MATERIAL FOR THIS EXERCISE:
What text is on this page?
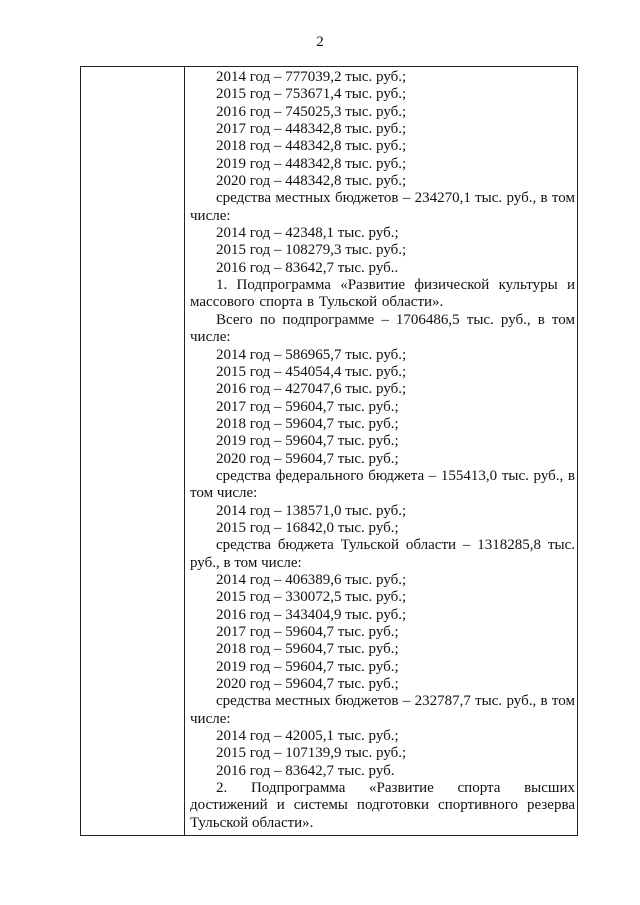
2
2014 год – 777039,2 тыс. руб.;
2015 год – 753671,4 тыс. руб.;
2016 год – 745025,3 тыс. руб.;
2017 год – 448342,8 тыс. руб.;
2018 год – 448342,8 тыс. руб.;
2019 год – 448342,8 тыс. руб.;
2020 год – 448342,8 тыс. руб.;
средства местных бюджетов – 234270,1 тыс. руб., в том числе:
2014 год – 42348,1 тыс. руб.;
2015 год – 108279,3 тыс. руб.;
2016 год – 83642,7 тыс. руб..
1. Подпрограмма «Развитие физической культуры и массового спорта в Тульской области».
Всего по подпрограмме – 1706486,5 тыс. руб., в том числе:
2014 год – 586965,7 тыс. руб.;
2015 год – 454054,4 тыс. руб.;
2016 год – 427047,6 тыс. руб.;
2017 год – 59604,7 тыс. руб.;
2018 год – 59604,7 тыс. руб.;
2019 год – 59604,7 тыс. руб.;
2020 год – 59604,7 тыс. руб.;
средства федерального бюджета – 155413,0 тыс. руб., в том числе:
2014 год – 138571,0 тыс. руб.;
2015 год – 16842,0 тыс. руб.;
средства бюджета Тульской области – 1318285,8 тыс. руб., в том числе:
2014 год – 406389,6 тыс. руб.;
2015 год – 330072,5 тыс. руб.;
2016 год – 343404,9 тыс. руб.;
2017 год – 59604,7 тыс. руб.;
2018 год – 59604,7 тыс. руб.;
2019 год – 59604,7 тыс. руб.;
2020 год – 59604,7 тыс. руб.;
средства местных бюджетов – 232787,7 тыс. руб., в том числе:
2014 год – 42005,1 тыс. руб.;
2015 год – 107139,9 тыс. руб.;
2016 год – 83642,7 тыс. руб.
2. Подпрограмма «Развитие спорта высших достижений и системы подготовки спортивного резерва Тульской области».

AIM: Filter the records above and return every line that holds the word "Подпрограмма".

EXPECTED ANSWER:
1. Подпрограмма «Развитие физической культуры и массового спорта в Тульской области».
2. Подпрограмма «Развитие спорта высших достижений и системы подготовки спортивного резерва Тульской области».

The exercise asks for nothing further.